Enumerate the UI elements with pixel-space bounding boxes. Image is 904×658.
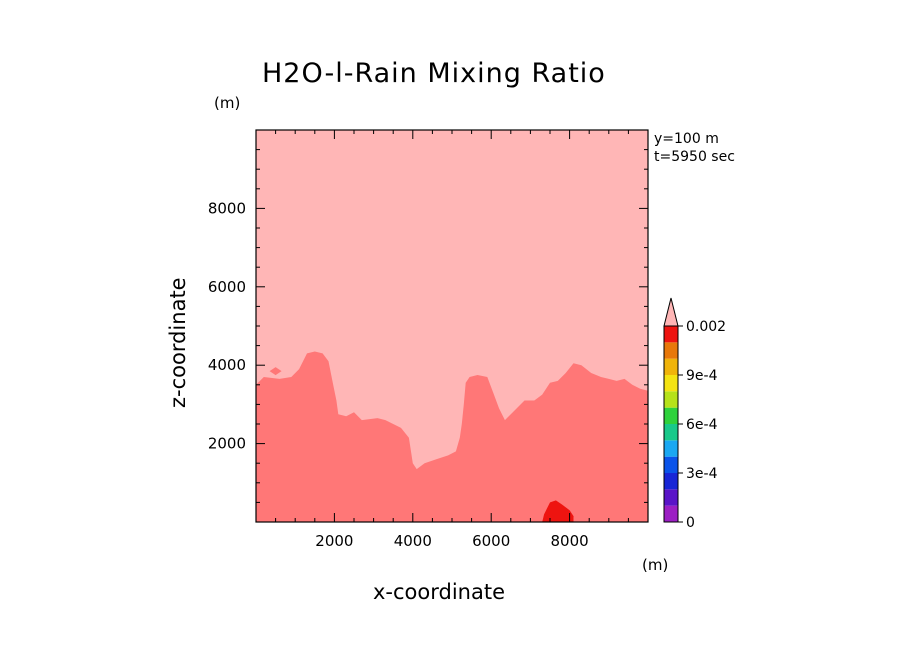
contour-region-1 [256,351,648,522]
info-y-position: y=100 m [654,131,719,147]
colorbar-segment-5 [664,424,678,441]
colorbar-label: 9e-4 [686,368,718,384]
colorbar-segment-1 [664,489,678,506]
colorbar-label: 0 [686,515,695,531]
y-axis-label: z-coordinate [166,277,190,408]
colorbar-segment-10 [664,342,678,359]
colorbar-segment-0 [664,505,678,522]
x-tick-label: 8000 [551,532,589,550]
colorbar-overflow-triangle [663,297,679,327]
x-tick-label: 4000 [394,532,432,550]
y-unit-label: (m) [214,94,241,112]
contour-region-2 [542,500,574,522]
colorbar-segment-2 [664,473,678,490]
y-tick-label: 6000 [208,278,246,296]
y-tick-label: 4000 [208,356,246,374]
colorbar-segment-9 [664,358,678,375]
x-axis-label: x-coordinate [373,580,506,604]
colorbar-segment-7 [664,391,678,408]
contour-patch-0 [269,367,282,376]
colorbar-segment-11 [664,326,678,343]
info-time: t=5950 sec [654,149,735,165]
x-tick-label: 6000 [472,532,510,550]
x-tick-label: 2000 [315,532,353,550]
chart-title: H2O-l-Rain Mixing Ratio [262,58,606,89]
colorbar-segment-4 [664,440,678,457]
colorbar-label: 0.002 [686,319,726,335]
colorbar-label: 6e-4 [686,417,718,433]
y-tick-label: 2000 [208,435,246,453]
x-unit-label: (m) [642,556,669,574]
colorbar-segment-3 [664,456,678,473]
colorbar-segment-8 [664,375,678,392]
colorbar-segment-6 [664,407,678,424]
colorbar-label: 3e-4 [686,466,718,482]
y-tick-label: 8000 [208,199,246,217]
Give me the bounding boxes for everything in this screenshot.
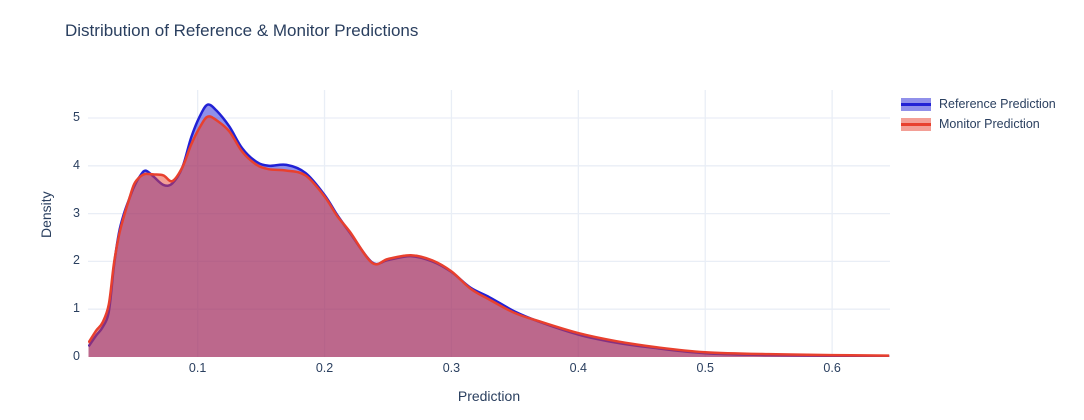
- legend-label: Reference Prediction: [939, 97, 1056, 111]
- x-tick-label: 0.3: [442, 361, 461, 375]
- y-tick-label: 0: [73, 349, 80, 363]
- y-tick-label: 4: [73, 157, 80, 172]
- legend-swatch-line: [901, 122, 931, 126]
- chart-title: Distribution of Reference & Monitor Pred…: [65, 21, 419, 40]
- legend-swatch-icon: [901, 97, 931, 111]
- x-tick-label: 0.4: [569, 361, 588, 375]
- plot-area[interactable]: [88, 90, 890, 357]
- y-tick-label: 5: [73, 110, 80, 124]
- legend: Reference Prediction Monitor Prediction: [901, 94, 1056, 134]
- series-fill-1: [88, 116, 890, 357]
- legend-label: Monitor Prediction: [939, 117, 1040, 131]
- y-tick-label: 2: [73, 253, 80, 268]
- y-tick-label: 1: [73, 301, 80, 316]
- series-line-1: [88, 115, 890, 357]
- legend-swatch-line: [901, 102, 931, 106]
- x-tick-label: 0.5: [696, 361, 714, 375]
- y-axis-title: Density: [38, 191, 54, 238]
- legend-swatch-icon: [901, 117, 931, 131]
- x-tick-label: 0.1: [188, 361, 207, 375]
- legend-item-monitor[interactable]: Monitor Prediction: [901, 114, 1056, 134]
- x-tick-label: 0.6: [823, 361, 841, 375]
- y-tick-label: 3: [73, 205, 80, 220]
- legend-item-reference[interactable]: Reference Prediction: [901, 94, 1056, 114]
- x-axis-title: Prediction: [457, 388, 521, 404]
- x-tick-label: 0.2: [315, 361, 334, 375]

- Task instructions -
Quote all the entries above line for line, leaving out the pictures.

- Final result -
Enumerate the UI elements with pixel-space bounding boxes. Image is 904×658.
contour-region-1 [256,351,648,522]
info-y-position: y=100 m [654,131,719,147]
colorbar-segment-5 [664,424,678,441]
colorbar-label: 9e-4 [686,368,718,384]
colorbar-segment-1 [664,489,678,506]
colorbar-label: 0 [686,515,695,531]
y-axis-label: z-coordinate [166,277,190,408]
colorbar-segment-10 [664,342,678,359]
colorbar-segment-0 [664,505,678,522]
x-tick-label: 8000 [551,532,589,550]
colorbar-overflow-triangle [663,297,679,327]
x-tick-label: 4000 [394,532,432,550]
y-unit-label: (m) [214,94,241,112]
contour-region-2 [542,500,574,522]
colorbar-segment-2 [664,473,678,490]
y-tick-label: 6000 [208,278,246,296]
y-tick-label: 4000 [208,356,246,374]
colorbar-segment-9 [664,358,678,375]
x-axis-label: x-coordinate [373,580,506,604]
colorbar-segment-7 [664,391,678,408]
contour-patch-0 [269,367,282,376]
colorbar-segment-11 [664,326,678,343]
info-time: t=5950 sec [654,149,735,165]
x-tick-label: 6000 [472,532,510,550]
x-tick-label: 2000 [315,532,353,550]
chart-title: H2O-l-Rain Mixing Ratio [262,58,606,89]
colorbar-segment-4 [664,440,678,457]
colorbar-label: 0.002 [686,319,726,335]
colorbar-label: 6e-4 [686,417,718,433]
y-tick-label: 2000 [208,435,246,453]
x-unit-label: (m) [642,556,669,574]
colorbar-segment-3 [664,456,678,473]
colorbar-segment-8 [664,375,678,392]
colorbar-segment-6 [664,407,678,424]
colorbar-label: 3e-4 [686,466,718,482]
y-tick-label: 8000 [208,199,246,217]
Give me the bounding boxes for everything in this screenshot.
- legend-label: Reference Prediction: [939, 97, 1056, 111]
- x-tick-label: 0.3: [442, 361, 461, 375]
- y-tick-label: 0: [73, 349, 80, 363]
- y-tick-label: 4: [73, 157, 80, 172]
- legend-swatch-line: [901, 122, 931, 126]
- chart-title: Distribution of Reference & Monitor Pred…: [65, 21, 419, 40]
- legend-swatch-icon: [901, 97, 931, 111]
- x-tick-label: 0.4: [569, 361, 588, 375]
- plot-area[interactable]: [88, 90, 890, 357]
- y-tick-label: 5: [73, 110, 80, 124]
- legend: Reference Prediction Monitor Prediction: [901, 94, 1056, 134]
- series-fill-1: [88, 116, 890, 357]
- legend-label: Monitor Prediction: [939, 117, 1040, 131]
- y-tick-label: 2: [73, 253, 80, 268]
- y-tick-label: 1: [73, 301, 80, 316]
- series-line-1: [88, 115, 890, 357]
- legend-swatch-line: [901, 102, 931, 106]
- x-tick-label: 0.5: [696, 361, 714, 375]
- y-axis-title: Density: [38, 191, 54, 238]
- legend-swatch-icon: [901, 117, 931, 131]
- x-tick-label: 0.1: [188, 361, 207, 375]
- legend-item-monitor[interactable]: Monitor Prediction: [901, 114, 1056, 134]
- x-tick-label: 0.6: [823, 361, 841, 375]
- y-tick-label: 3: [73, 205, 80, 220]
- legend-item-reference[interactable]: Reference Prediction: [901, 94, 1056, 114]
- x-axis-title: Prediction: [457, 388, 521, 404]
- x-tick-label: 0.2: [315, 361, 334, 375]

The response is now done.